* _DO THIS_
Make an exact copy of the entries below.

* _DATASET RECORDS_
* Start *

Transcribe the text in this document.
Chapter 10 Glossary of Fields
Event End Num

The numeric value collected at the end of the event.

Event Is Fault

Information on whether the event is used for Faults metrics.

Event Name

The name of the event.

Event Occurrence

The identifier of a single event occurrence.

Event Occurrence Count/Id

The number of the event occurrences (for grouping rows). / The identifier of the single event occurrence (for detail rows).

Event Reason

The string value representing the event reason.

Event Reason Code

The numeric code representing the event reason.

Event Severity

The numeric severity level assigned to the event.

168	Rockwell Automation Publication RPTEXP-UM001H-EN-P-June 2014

* End *

* _CORRECT RESULT_
Transcribe the text in this document.
Chapter 10 Glossary of Fields
Event End Num

The numeric value collected at the end of the event.

Event Is Fault

Information on whether the event is used for Faults metrics.

Event Name

The name of the event.

Event Occurrence

The identifier of a single event occurrence.

Event Occurrence Count/Id

The number of the event occurrences (for grouping rows). / The identifier of the single event occurrence (for detail rows).

Event Reason

The string value representing the event reason.

Event Reason Code

The numeric code representing the event reason.

Event Severity

The numeric severity level assigned to the event.

168	Rockwell Automation Publication RPTEXP-UM001H-EN-P-June 2014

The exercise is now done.